— Start of Dataset extract —

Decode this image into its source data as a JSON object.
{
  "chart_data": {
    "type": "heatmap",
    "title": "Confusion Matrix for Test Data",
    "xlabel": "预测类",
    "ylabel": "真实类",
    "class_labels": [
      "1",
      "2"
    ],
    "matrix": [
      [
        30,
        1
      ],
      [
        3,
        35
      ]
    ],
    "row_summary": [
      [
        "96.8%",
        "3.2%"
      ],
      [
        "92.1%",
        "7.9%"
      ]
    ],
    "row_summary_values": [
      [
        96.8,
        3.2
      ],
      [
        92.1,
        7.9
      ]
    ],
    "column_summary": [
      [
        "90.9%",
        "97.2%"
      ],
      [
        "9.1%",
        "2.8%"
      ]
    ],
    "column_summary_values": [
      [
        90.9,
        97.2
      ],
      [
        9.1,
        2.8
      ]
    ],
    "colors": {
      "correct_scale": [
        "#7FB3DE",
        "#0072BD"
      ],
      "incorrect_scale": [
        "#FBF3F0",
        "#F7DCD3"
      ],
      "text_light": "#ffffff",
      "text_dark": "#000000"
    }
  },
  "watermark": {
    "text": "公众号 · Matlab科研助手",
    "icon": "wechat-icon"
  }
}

— End of Dataset extract —

■ **Instructions to follow**
Return all of the entries exactly as they were supplied.

■ **Result of the task**
Decode this image into its source data as a JSON object.
{
  "chart_data": {
    "type": "heatmap",
    "title": "Confusion Matrix for Test Data",
    "xlabel": "预测类",
    "ylabel": "真实类",
    "class_labels": [
      "1",
      "2"
    ],
    "matrix": [
      [
        30,
        1
      ],
      [
        3,
        35
      ]
    ],
    "row_summary": [
      [
        "96.8%",
        "3.2%"
      ],
      [
        "92.1%",
        "7.9%"
      ]
    ],
    "row_summary_values": [
      [
        96.8,
        3.2
      ],
      [
        92.1,
        7.9
      ]
    ],
    "column_summary": [
      [
        "90.9%",
        "97.2%"
      ],
      [
        "9.1%",
        "2.8%"
      ]
    ],
    "column_summary_values": [
      [
        90.9,
        97.2
      ],
      [
        9.1,
        2.8
      ]
    ],
    "colors": {
      "correct_scale": [
        "#7FB3DE",
        "#0072BD"
      ],
      "incorrect_scale": [
        "#FBF3F0",
        "#F7DCD3"
      ],
      "text_light": "#ffffff",
      "text_dark": "#000000"
    }
  },
  "watermark": {
    "text": "公众号 · Matlab科研助手",
    "icon": "wechat-icon"
  }
}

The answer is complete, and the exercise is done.